##### INFORMATION SUPPLIED #####

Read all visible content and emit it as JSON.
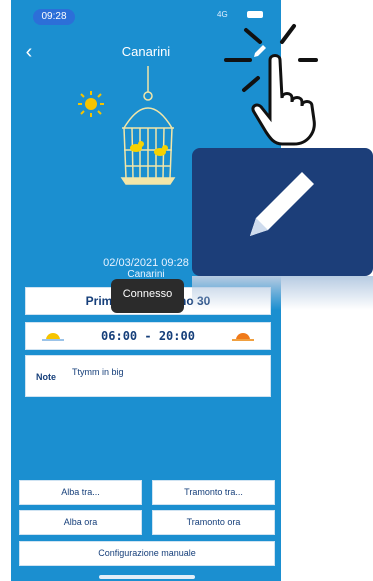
{
  "status": {
    "time": "09:28",
    "network": "4G"
  },
  "nav": {
    "title": "Canarini"
  },
  "info": {
    "datetime": "02/03/2021 09:28",
    "device": "Canarini"
  },
  "season": {
    "label": "Primavera - Giorno 30"
  },
  "times": {
    "range": "06:00 - 20:00"
  },
  "notes": {
    "label": "Note",
    "value": "Ttymm in big"
  },
  "toast": {
    "message": "Connesso"
  },
  "buttons": {
    "alba_tra": "Alba tra...",
    "tramonto_tra": "Tramonto tra...",
    "alba_ora": "Alba ora",
    "tramonto_ora": "Tramonto ora",
    "config": "Configurazione manuale"
  },
  "icons": [
    "back-icon",
    "pencil-icon",
    "sun-icon",
    "birdcage-icon",
    "sunrise-icon",
    "sunset-icon",
    "battery-icon",
    "hand-pointer-icon"
  ],
  "colors": {
    "app_bg": "#1b8fd0",
    "zoom_bg": "#1c3e79",
    "text_dark": "#163f7a",
    "sun": "#f6c400"
  }
}
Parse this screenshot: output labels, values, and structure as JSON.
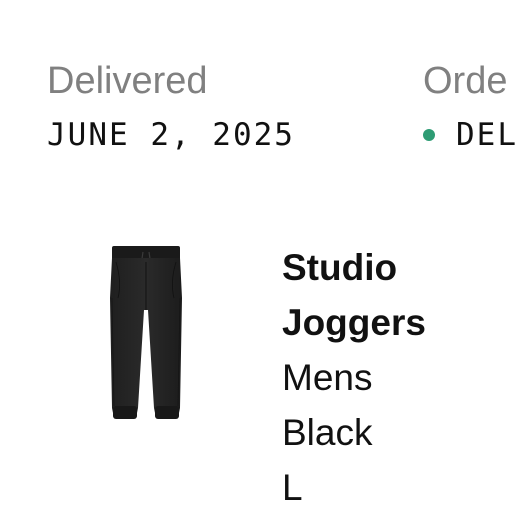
{
  "summary": {
    "delivered": {
      "label": "Delivered",
      "value": "JUNE 2, 2025"
    },
    "order": {
      "label": "Orde",
      "status": "DEL",
      "status_color": "#2e9c74"
    }
  },
  "item": {
    "name": "Studio Joggers",
    "name_line1": "Studio",
    "name_line2": "Joggers",
    "gender": "Mens",
    "color": "Black",
    "size": "L",
    "image_icon": "black-joggers-image"
  },
  "colors": {
    "label_gray": "#808080",
    "text": "#111111",
    "accent_green": "#2e9c74"
  }
}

#####

▶ **YOUR TASK**
Show all lines from the records above where the word "Studio" occurs.

▶ **EXERCISE OUTPUT**
    "name": "Studio Joggers",
    "name_line1": "Studio",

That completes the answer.